* _Given problem_:
Transcribe the full listing below exactly.

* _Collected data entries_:
╭──

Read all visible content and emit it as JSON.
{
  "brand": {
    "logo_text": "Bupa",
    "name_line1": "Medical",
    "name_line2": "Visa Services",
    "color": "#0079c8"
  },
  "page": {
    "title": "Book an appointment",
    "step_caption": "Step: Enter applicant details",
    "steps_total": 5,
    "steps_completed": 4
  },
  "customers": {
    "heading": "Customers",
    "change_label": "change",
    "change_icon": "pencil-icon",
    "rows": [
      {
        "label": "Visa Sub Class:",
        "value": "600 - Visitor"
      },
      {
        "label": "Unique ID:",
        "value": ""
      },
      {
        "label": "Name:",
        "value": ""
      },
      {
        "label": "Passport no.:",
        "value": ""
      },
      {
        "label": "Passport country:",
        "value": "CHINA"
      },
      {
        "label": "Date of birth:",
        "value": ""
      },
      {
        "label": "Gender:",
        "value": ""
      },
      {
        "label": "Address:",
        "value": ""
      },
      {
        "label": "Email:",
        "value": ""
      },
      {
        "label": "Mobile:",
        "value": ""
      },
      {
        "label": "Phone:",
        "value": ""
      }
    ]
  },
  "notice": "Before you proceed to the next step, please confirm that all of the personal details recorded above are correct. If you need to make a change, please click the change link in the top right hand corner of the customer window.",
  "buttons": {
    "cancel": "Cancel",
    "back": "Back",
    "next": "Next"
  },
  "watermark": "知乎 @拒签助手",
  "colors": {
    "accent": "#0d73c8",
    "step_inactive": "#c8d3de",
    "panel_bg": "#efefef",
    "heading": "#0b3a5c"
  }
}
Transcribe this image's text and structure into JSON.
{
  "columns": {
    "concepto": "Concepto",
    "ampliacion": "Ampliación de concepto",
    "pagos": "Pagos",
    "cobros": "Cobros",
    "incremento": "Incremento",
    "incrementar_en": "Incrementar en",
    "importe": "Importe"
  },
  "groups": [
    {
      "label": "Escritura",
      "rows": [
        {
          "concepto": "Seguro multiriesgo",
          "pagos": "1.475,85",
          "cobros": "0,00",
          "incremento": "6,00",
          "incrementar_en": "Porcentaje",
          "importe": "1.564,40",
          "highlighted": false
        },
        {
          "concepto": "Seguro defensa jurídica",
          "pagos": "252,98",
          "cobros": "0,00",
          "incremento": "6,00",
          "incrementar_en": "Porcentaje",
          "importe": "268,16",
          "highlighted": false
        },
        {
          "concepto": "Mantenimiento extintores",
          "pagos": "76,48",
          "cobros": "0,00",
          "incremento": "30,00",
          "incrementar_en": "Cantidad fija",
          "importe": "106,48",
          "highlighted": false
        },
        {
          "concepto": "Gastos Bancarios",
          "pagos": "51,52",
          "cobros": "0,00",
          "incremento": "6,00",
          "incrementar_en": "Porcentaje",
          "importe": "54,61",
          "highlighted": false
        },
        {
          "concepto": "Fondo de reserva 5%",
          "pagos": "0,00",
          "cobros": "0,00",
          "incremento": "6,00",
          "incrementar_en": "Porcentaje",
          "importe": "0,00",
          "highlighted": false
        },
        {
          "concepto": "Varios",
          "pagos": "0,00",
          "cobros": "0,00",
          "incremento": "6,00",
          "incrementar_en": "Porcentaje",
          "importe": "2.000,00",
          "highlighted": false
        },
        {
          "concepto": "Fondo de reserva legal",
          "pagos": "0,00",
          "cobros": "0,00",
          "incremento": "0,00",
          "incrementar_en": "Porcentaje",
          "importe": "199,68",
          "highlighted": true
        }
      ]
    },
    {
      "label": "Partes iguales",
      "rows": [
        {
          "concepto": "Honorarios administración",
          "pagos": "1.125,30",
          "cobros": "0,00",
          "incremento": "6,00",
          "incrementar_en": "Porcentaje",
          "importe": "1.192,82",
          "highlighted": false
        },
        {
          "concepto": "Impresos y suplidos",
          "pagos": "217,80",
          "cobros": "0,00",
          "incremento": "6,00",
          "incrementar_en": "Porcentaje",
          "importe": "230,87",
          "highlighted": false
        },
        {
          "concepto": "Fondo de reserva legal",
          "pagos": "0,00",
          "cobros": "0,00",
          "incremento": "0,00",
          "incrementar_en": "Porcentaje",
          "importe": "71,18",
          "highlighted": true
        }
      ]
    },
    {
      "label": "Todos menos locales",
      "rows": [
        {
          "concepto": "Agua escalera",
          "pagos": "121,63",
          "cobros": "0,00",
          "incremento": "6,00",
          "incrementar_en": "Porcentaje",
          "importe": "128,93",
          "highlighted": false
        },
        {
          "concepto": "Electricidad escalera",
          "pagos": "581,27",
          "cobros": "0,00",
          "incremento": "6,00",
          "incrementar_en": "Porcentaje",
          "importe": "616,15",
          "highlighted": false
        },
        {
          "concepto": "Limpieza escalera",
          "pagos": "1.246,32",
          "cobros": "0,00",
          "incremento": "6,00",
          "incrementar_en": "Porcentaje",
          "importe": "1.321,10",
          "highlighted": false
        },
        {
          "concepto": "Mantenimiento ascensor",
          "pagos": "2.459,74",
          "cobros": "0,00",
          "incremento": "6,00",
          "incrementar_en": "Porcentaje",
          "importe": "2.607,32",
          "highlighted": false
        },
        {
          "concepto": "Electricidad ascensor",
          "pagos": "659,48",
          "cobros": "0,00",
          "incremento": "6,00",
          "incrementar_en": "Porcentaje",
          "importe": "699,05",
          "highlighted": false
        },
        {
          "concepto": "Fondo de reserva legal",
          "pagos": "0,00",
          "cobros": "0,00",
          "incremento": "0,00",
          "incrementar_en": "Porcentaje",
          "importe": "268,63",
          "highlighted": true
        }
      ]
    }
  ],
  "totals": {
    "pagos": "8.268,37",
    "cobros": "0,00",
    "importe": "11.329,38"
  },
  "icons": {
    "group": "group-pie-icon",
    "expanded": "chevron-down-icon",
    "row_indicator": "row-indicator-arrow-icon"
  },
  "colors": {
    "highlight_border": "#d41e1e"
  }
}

╰──

* _The completed task_:
Read all visible content and emit it as JSON.
{
  "brand": {
    "logo_text": "Bupa",
    "name_line1": "Medical",
    "name_line2": "Visa Services",
    "color": "#0079c8"
  },
  "page": {
    "title": "Book an appointment",
    "step_caption": "Step: Enter applicant details",
    "steps_total": 5,
    "steps_completed": 4
  },
  "customers": {
    "heading": "Customers",
    "change_label": "change",
    "change_icon": "pencil-icon",
    "rows": [
      {
        "label": "Visa Sub Class:",
        "value": "600 - Visitor"
      },
      {
        "label": "Unique ID:",
        "value": ""
      },
      {
        "label": "Name:",
        "value": ""
      },
      {
        "label": "Passport no.:",
        "value": ""
      },
      {
        "label": "Passport country:",
        "value": "CHINA"
      },
      {
        "label": "Date of birth:",
        "value": ""
      },
      {
        "label": "Gender:",
        "value": ""
      },
      {
        "label": "Address:",
        "value": ""
      },
      {
        "label": "Email:",
        "value": ""
      },
      {
        "label": "Mobile:",
        "value": ""
      },
      {
        "label": "Phone:",
        "value": ""
      }
    ]
  },
  "notice": "Before you proceed to the next step, please confirm that all of the personal details recorded above are correct. If you need to make a change, please click the change link in the top right hand corner of the customer window.",
  "buttons": {
    "cancel": "Cancel",
    "back": "Back",
    "next": "Next"
  },
  "watermark": "知乎 @拒签助手",
  "colors": {
    "accent": "#0d73c8",
    "step_inactive": "#c8d3de",
    "panel_bg": "#efefef",
    "heading": "#0b3a5c"
  }
}
Transcribe this image's text and structure into JSON.
{
  "columns": {
    "concepto": "Concepto",
    "ampliacion": "Ampliación de concepto",
    "pagos": "Pagos",
    "cobros": "Cobros",
    "incremento": "Incremento",
    "incrementar_en": "Incrementar en",
    "importe": "Importe"
  },
  "groups": [
    {
      "label": "Escritura",
      "rows": [
        {
          "concepto": "Seguro multiriesgo",
          "pagos": "1.475,85",
          "cobros": "0,00",
          "incremento": "6,00",
          "incrementar_en": "Porcentaje",
          "importe": "1.564,40",
          "highlighted": false
        },
        {
          "concepto": "Seguro defensa jurídica",
          "pagos": "252,98",
          "cobros": "0,00",
          "incremento": "6,00",
          "incrementar_en": "Porcentaje",
          "importe": "268,16",
          "highlighted": false
        },
        {
          "concepto": "Mantenimiento extintores",
          "pagos": "76,48",
          "cobros": "0,00",
          "incremento": "30,00",
          "incrementar_en": "Cantidad fija",
          "importe": "106,48",
          "highlighted": false
        },
        {
          "concepto": "Gastos Bancarios",
          "pagos": "51,52",
          "cobros": "0,00",
          "incremento": "6,00",
          "incrementar_en": "Porcentaje",
          "importe": "54,61",
          "highlighted": false
        },
        {
          "concepto": "Fondo de reserva 5%",
          "pagos": "0,00",
          "cobros": "0,00",
          "incremento": "6,00",
          "incrementar_en": "Porcentaje",
          "importe": "0,00",
          "highlighted": false
        },
        {
          "concepto": "Varios",
          "pagos": "0,00",
          "cobros": "0,00",
          "incremento": "6,00",
          "incrementar_en": "Porcentaje",
          "importe": "2.000,00",
          "highlighted": false
        },
        {
          "concepto": "Fondo de reserva legal",
          "pagos": "0,00",
          "cobros": "0,00",
          "incremento": "0,00",
          "incrementar_en": "Porcentaje",
          "importe": "199,68",
          "highlighted": true
        }
      ]
    },
    {
      "label": "Partes iguales",
      "rows": [
        {
          "concepto": "Honorarios administración",
          "pagos": "1.125,30",
          "cobros": "0,00",
          "incremento": "6,00",
          "incrementar_en": "Porcentaje",
          "importe": "1.192,82",
          "highlighted": false
        },
        {
          "concepto": "Impresos y suplidos",
          "pagos": "217,80",
          "cobros": "0,00",
          "incremento": "6,00",
          "incrementar_en": "Porcentaje",
          "importe": "230,87",
          "highlighted": false
        },
        {
          "concepto": "Fondo de reserva legal",
          "pagos": "0,00",
          "cobros": "0,00",
          "incremento": "0,00",
          "incrementar_en": "Porcentaje",
          "importe": "71,18",
          "highlighted": true
        }
      ]
    },
    {
      "label": "Todos menos locales",
      "rows": [
        {
          "concepto": "Agua escalera",
          "pagos": "121,63",
          "cobros": "0,00",
          "incremento": "6,00",
          "incrementar_en": "Porcentaje",
          "importe": "128,93",
          "highlighted": false
        },
        {
          "concepto": "Electricidad escalera",
          "pagos": "581,27",
          "cobros": "0,00",
          "incremento": "6,00",
          "incrementar_en": "Porcentaje",
          "importe": "616,15",
          "highlighted": false
        },
        {
          "concepto": "Limpieza escalera",
          "pagos": "1.246,32",
          "cobros": "0,00",
          "incremento": "6,00",
          "incrementar_en": "Porcentaje",
          "importe": "1.321,10",
          "highlighted": false
        },
        {
          "concepto": "Mantenimiento ascensor",
          "pagos": "2.459,74",
          "cobros": "0,00",
          "incremento": "6,00",
          "incrementar_en": "Porcentaje",
          "importe": "2.607,32",
          "highlighted": false
        },
        {
          "concepto": "Electricidad ascensor",
          "pagos": "659,48",
          "cobros": "0,00",
          "incremento": "6,00",
          "incrementar_en": "Porcentaje",
          "importe": "699,05",
          "highlighted": false
        },
        {
          "concepto": "Fondo de reserva legal",
          "pagos": "0,00",
          "cobros": "0,00",
          "incremento": "0,00",
          "incrementar_en": "Porcentaje",
          "importe": "268,63",
          "highlighted": true
        }
      ]
    }
  ],
  "totals": {
    "pagos": "8.268,37",
    "cobros": "0,00",
    "importe": "11.329,38"
  },
  "icons": {
    "group": "group-pie-icon",
    "expanded": "chevron-down-icon",
    "row_indicator": "row-indicator-arrow-icon"
  },
  "colors": {
    "highlight_border": "#d41e1e"
  }
}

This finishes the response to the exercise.